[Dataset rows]

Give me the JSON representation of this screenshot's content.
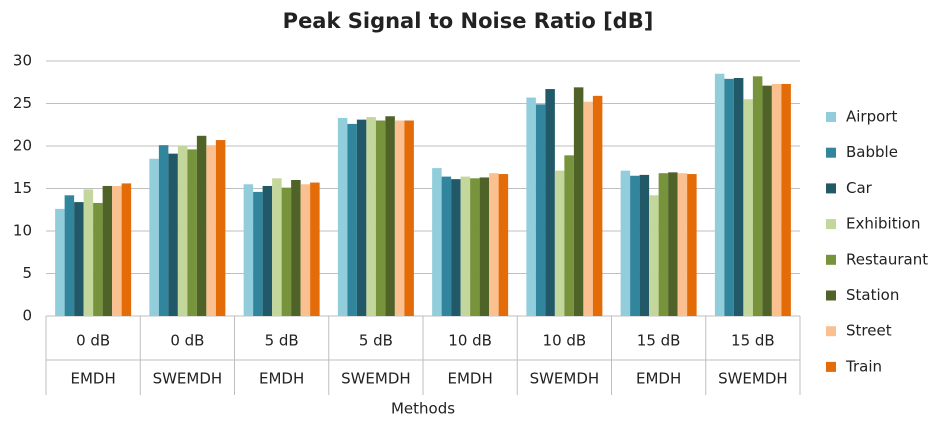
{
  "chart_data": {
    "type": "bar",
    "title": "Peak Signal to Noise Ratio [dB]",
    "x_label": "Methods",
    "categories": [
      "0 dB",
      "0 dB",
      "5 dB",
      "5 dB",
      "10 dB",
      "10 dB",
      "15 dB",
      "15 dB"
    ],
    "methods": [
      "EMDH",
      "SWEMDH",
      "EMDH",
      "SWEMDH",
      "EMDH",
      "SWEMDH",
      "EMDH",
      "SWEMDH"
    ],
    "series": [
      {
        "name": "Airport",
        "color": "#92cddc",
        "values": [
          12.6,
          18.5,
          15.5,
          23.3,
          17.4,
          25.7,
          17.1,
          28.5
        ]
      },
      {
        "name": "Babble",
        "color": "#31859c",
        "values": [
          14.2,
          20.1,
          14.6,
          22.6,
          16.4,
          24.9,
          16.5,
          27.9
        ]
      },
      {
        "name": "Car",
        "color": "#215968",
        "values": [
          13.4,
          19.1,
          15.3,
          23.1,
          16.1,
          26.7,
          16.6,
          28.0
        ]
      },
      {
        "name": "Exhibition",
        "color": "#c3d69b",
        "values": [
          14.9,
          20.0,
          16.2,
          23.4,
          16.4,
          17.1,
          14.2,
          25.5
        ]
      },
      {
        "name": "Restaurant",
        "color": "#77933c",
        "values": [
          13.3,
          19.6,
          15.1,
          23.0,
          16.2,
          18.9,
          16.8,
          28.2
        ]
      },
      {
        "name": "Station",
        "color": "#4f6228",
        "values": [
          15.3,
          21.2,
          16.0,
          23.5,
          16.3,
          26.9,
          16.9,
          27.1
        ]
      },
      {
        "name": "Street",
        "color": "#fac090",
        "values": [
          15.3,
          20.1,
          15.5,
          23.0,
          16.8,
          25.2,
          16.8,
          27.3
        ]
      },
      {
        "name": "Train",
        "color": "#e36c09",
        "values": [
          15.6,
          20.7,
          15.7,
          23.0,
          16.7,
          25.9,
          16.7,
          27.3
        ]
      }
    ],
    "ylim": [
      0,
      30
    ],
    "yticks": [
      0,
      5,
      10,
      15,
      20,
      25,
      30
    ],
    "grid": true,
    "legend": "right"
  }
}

...

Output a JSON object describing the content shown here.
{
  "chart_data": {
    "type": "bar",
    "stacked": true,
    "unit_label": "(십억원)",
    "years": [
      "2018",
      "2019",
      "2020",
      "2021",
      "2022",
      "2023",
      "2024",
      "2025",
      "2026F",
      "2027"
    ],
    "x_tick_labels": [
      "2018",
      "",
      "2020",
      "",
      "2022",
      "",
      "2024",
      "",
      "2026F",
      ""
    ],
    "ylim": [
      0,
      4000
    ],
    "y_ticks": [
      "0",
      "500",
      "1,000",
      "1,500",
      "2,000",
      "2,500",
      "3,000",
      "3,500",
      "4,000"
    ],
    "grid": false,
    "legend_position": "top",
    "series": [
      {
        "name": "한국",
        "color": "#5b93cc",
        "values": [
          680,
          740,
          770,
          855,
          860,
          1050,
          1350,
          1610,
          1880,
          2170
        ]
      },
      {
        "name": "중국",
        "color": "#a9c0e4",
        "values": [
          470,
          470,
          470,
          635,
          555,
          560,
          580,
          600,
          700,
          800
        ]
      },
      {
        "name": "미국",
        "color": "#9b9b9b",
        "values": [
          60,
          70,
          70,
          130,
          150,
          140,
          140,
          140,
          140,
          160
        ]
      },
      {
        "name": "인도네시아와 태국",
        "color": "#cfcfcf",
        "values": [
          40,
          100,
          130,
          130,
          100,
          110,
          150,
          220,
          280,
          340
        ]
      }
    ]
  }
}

Task brief |
Where a line of the records above holds the word "JSON", copy that line.

Task output |
Give me the JSON representation of this screenshot's content.
Output a JSON object describing the content shown here.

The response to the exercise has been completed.